Written exercise:
Below are the records; pull every line that includes "Isometric".

Given data:
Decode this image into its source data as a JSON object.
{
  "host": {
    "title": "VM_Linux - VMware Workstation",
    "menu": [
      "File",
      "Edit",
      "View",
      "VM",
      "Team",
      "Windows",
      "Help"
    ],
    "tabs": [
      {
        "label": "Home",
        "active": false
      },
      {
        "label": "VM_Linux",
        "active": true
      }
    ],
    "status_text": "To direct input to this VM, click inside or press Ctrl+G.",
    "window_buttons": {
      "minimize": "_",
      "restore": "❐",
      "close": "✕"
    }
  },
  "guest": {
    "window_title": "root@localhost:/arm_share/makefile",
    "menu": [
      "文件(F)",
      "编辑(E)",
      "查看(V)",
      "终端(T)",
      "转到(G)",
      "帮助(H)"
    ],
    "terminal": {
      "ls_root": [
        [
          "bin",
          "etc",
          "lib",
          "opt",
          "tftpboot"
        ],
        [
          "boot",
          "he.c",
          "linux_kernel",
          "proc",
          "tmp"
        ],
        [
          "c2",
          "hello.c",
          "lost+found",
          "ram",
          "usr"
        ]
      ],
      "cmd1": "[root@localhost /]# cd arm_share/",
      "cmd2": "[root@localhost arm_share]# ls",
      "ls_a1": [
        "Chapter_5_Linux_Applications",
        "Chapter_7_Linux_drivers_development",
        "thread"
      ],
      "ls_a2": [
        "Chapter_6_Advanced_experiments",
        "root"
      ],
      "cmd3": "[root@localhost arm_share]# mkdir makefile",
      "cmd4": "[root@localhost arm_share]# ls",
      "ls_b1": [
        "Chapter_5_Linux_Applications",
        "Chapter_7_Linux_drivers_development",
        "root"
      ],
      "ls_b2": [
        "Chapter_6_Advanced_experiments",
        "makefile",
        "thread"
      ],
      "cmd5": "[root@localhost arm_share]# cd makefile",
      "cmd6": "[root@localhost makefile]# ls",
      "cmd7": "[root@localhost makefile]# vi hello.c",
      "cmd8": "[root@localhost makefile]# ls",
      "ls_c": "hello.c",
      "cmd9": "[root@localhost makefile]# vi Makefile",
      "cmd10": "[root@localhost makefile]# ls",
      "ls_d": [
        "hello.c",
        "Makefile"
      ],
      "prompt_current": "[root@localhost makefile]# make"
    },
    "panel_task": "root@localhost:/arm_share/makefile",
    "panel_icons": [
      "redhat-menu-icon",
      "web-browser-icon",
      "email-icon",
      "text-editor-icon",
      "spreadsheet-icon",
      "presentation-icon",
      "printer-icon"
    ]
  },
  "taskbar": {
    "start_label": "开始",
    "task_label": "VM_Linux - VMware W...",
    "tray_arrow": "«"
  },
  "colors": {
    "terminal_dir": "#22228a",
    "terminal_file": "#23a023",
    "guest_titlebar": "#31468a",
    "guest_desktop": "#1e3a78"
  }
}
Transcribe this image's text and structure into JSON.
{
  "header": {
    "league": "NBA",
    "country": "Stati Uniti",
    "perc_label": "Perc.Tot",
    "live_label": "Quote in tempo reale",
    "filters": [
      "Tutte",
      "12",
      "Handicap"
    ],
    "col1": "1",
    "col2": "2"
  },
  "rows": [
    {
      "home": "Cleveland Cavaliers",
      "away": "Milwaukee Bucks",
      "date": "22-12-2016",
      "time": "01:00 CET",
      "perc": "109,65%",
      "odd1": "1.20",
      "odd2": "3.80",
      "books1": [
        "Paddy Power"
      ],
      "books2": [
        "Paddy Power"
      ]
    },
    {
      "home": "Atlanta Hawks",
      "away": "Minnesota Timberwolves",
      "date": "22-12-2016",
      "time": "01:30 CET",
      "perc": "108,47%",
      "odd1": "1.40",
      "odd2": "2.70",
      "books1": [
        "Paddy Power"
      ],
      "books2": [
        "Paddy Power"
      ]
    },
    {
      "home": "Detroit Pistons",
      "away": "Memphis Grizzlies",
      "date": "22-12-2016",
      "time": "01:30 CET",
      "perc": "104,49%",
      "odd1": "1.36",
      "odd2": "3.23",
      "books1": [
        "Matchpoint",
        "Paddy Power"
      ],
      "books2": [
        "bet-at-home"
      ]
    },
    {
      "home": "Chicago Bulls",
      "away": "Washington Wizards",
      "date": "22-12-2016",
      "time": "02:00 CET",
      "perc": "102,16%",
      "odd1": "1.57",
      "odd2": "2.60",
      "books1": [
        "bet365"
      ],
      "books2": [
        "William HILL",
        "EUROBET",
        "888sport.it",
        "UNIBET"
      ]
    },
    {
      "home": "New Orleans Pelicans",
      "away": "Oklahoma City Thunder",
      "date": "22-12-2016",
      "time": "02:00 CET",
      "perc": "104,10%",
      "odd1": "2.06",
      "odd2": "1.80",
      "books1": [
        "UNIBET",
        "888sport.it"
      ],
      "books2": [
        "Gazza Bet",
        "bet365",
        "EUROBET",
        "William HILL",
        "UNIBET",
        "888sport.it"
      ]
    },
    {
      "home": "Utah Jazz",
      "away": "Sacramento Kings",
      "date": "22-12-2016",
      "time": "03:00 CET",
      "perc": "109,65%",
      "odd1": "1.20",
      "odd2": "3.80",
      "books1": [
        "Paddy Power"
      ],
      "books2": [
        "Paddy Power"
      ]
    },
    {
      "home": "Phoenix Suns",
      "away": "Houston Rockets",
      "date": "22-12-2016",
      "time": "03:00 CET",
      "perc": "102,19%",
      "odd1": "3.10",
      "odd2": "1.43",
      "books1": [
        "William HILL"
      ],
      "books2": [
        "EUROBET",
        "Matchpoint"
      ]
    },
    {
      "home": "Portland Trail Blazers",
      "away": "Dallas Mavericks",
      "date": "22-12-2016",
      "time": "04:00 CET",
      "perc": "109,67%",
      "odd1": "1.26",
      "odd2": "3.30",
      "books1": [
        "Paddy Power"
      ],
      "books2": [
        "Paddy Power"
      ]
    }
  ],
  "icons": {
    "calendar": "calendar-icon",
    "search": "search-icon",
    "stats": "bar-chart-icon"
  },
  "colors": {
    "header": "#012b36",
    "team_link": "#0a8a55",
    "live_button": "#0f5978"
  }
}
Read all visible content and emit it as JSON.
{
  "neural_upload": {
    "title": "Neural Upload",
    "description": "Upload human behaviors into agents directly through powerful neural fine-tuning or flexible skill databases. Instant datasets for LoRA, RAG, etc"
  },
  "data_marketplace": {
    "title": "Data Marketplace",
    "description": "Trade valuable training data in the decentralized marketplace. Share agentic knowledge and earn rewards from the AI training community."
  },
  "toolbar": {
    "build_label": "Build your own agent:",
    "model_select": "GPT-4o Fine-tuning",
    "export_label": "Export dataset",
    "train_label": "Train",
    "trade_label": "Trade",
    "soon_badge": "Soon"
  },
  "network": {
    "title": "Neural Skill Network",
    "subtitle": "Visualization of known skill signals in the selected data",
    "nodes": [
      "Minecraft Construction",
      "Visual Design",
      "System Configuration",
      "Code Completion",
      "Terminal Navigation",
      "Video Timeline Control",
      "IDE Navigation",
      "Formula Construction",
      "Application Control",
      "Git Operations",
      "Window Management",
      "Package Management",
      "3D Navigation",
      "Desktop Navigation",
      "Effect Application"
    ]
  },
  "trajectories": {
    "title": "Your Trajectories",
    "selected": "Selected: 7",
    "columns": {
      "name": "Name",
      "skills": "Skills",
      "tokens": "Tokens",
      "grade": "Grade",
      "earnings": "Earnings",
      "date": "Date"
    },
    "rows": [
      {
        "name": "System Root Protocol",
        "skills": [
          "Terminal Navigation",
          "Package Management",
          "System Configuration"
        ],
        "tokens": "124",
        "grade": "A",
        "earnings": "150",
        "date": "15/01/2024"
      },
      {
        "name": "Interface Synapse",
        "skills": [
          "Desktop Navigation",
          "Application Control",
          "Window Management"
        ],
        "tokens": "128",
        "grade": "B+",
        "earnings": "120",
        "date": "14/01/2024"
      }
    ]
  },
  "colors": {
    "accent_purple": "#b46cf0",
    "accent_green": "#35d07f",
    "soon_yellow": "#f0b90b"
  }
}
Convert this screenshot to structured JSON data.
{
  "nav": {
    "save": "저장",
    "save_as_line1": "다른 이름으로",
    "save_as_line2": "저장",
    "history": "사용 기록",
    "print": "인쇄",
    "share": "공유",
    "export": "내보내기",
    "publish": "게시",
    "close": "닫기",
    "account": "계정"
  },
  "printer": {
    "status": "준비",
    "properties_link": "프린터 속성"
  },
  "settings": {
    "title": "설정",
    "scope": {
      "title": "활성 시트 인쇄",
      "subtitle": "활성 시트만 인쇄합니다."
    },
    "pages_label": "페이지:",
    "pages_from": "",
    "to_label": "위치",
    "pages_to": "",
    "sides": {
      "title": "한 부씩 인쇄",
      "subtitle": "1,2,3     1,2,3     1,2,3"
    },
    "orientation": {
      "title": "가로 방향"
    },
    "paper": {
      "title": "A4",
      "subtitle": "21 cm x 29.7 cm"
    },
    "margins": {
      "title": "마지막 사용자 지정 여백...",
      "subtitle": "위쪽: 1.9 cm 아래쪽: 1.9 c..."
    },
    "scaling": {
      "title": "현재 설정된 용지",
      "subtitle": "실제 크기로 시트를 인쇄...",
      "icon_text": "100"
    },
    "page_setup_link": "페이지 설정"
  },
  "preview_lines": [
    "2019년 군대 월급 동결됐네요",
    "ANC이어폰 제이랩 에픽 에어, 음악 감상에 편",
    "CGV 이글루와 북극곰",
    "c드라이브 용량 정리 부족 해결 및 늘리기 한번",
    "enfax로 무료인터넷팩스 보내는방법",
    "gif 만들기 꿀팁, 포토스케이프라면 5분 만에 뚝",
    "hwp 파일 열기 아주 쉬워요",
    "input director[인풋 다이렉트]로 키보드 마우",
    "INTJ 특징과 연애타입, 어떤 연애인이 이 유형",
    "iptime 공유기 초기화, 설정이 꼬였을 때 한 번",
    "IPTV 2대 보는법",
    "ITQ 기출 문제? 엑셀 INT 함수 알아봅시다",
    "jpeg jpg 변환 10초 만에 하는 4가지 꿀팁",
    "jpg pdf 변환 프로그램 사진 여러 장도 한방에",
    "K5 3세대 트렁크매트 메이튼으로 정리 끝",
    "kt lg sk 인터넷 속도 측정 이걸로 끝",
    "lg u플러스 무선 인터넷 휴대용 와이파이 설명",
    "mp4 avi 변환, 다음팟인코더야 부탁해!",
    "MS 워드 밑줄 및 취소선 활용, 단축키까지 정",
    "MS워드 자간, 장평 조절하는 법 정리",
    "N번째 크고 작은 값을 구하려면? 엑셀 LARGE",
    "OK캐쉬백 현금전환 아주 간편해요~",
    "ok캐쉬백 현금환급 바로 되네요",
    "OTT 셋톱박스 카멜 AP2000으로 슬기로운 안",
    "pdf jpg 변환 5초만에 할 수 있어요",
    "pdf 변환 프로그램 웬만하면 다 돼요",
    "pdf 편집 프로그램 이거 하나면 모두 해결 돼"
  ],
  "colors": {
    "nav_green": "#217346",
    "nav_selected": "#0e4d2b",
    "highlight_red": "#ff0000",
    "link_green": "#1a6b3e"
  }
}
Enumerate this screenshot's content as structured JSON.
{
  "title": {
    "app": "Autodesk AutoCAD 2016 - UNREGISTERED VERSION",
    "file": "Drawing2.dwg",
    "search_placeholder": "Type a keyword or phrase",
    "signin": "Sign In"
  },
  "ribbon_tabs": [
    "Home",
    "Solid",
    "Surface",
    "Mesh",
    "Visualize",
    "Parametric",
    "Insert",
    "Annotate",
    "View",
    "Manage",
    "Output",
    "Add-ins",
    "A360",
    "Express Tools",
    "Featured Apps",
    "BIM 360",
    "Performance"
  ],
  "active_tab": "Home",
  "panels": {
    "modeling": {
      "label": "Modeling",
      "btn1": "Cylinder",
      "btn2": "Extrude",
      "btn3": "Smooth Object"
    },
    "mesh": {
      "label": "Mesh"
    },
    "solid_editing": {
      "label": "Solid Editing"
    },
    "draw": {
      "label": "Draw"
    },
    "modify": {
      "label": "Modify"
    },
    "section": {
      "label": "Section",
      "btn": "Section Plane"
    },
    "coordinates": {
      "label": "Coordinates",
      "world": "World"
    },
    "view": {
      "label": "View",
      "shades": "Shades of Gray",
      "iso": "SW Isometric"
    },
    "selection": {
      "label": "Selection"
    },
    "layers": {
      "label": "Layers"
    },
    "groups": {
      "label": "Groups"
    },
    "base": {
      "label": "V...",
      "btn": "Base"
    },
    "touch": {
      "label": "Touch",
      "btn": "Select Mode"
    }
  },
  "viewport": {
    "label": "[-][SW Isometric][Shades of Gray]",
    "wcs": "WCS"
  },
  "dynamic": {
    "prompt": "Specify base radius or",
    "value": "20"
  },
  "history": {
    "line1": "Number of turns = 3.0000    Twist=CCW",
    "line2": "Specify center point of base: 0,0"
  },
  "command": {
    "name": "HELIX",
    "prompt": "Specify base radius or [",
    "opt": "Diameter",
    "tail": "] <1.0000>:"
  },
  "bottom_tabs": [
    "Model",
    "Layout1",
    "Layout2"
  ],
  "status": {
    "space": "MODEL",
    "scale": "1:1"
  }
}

Task answer:
      "iso": "SW Isometric"
    "label": "[-][SW Isometric][Shades of Gray]",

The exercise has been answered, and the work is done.